**** INPUT ROWS ****
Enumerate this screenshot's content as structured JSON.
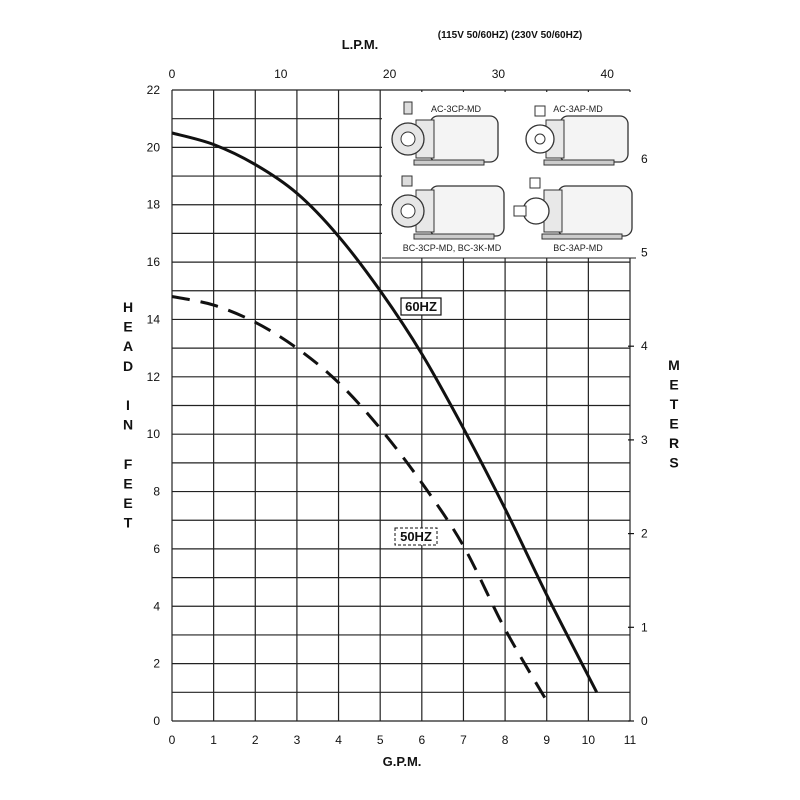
{
  "chart_data": {
    "type": "line",
    "header_note": "(115V 50/60HZ) (230V 50/60HZ)",
    "xlabel": "G.P.M.",
    "x2label": "L.P.M.",
    "ylabel": "HEAD IN FEET",
    "y2label": "METERS",
    "xlim": [
      0,
      11
    ],
    "ylim": [
      0,
      22
    ],
    "x_ticks": [
      "0",
      "1",
      "2",
      "3",
      "4",
      "5",
      "6",
      "7",
      "8",
      "9",
      "10",
      "11"
    ],
    "y_ticks": [
      "0",
      "2",
      "4",
      "6",
      "8",
      "10",
      "12",
      "14",
      "16",
      "18",
      "20",
      "22"
    ],
    "x2_ticks": [
      "0",
      "10",
      "20",
      "30",
      "40"
    ],
    "y2_ticks": [
      "0",
      "1",
      "2",
      "3",
      "4",
      "5",
      "6"
    ],
    "grid": true,
    "series": [
      {
        "name": "60HZ",
        "style": "solid",
        "x": [
          0,
          1,
          2,
          3,
          4,
          5,
          6,
          7,
          8,
          9,
          10.2
        ],
        "y": [
          20.5,
          20.1,
          19.4,
          18.4,
          16.9,
          15.0,
          12.8,
          10.2,
          7.4,
          4.4,
          1.0
        ]
      },
      {
        "name": "50HZ",
        "style": "dashed",
        "x": [
          0,
          1,
          2,
          3,
          4,
          5,
          6,
          7,
          8,
          9
        ],
        "y": [
          14.8,
          14.5,
          13.9,
          13.0,
          11.8,
          10.2,
          8.3,
          6.1,
          3.2,
          0.7
        ]
      }
    ],
    "model_labels": [
      "AC-3CP-MD",
      "AC-3AP-MD",
      "BC-3CP-MD, BC-3K-MD",
      "BC-3AP-MD"
    ]
  },
  "colors": {
    "line": "#111111",
    "grid": "#222222"
  },
  "icons": [
    "pump-icon-ac-3cp",
    "pump-icon-ac-3ap",
    "pump-icon-bc-3cp",
    "pump-icon-bc-3ap"
  ]
}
****
WHAT TO DO:
Make an exact copy of all the material, but keep the pictures out of it.

EXERCISE SOLUTION:
Enumerate this screenshot's content as structured JSON.
{
  "chart_data": {
    "type": "line",
    "header_note": "(115V 50/60HZ) (230V 50/60HZ)",
    "xlabel": "G.P.M.",
    "x2label": "L.P.M.",
    "ylabel": "HEAD IN FEET",
    "y2label": "METERS",
    "xlim": [
      0,
      11
    ],
    "ylim": [
      0,
      22
    ],
    "x_ticks": [
      "0",
      "1",
      "2",
      "3",
      "4",
      "5",
      "6",
      "7",
      "8",
      "9",
      "10",
      "11"
    ],
    "y_ticks": [
      "0",
      "2",
      "4",
      "6",
      "8",
      "10",
      "12",
      "14",
      "16",
      "18",
      "20",
      "22"
    ],
    "x2_ticks": [
      "0",
      "10",
      "20",
      "30",
      "40"
    ],
    "y2_ticks": [
      "0",
      "1",
      "2",
      "3",
      "4",
      "5",
      "6"
    ],
    "grid": true,
    "series": [
      {
        "name": "60HZ",
        "style": "solid",
        "x": [
          0,
          1,
          2,
          3,
          4,
          5,
          6,
          7,
          8,
          9,
          10.2
        ],
        "y": [
          20.5,
          20.1,
          19.4,
          18.4,
          16.9,
          15.0,
          12.8,
          10.2,
          7.4,
          4.4,
          1.0
        ]
      },
      {
        "name": "50HZ",
        "style": "dashed",
        "x": [
          0,
          1,
          2,
          3,
          4,
          5,
          6,
          7,
          8,
          9
        ],
        "y": [
          14.8,
          14.5,
          13.9,
          13.0,
          11.8,
          10.2,
          8.3,
          6.1,
          3.2,
          0.7
        ]
      }
    ],
    "model_labels": [
      "AC-3CP-MD",
      "AC-3AP-MD",
      "BC-3CP-MD, BC-3K-MD",
      "BC-3AP-MD"
    ]
  },
  "colors": {
    "line": "#111111",
    "grid": "#222222"
  },
  "icons": [
    "pump-icon-ac-3cp",
    "pump-icon-ac-3ap",
    "pump-icon-bc-3cp",
    "pump-icon-bc-3ap"
  ]
}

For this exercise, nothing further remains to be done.